Listed entries »
***
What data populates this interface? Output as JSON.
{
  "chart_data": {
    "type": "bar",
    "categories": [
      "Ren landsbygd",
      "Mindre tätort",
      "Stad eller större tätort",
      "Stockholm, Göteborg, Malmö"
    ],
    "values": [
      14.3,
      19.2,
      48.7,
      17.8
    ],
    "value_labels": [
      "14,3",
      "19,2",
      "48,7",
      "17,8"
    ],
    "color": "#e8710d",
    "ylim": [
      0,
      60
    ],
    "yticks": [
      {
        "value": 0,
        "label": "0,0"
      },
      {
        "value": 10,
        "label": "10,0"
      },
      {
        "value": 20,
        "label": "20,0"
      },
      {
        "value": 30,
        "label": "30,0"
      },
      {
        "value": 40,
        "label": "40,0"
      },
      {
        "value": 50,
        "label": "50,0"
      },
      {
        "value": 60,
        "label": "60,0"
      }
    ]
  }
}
***
All of the data must be returned exactly.

Exercise solution »
What data populates this interface? Output as JSON.
{
  "chart_data": {
    "type": "bar",
    "categories": [
      "Ren landsbygd",
      "Mindre tätort",
      "Stad eller större tätort",
      "Stockholm, Göteborg, Malmö"
    ],
    "values": [
      14.3,
      19.2,
      48.7,
      17.8
    ],
    "value_labels": [
      "14,3",
      "19,2",
      "48,7",
      "17,8"
    ],
    "color": "#e8710d",
    "ylim": [
      0,
      60
    ],
    "yticks": [
      {
        "value": 0,
        "label": "0,0"
      },
      {
        "value": 10,
        "label": "10,0"
      },
      {
        "value": 20,
        "label": "20,0"
      },
      {
        "value": 30,
        "label": "30,0"
      },
      {
        "value": 40,
        "label": "40,0"
      },
      {
        "value": 50,
        "label": "50,0"
      },
      {
        "value": 60,
        "label": "60,0"
      }
    ]
  }
}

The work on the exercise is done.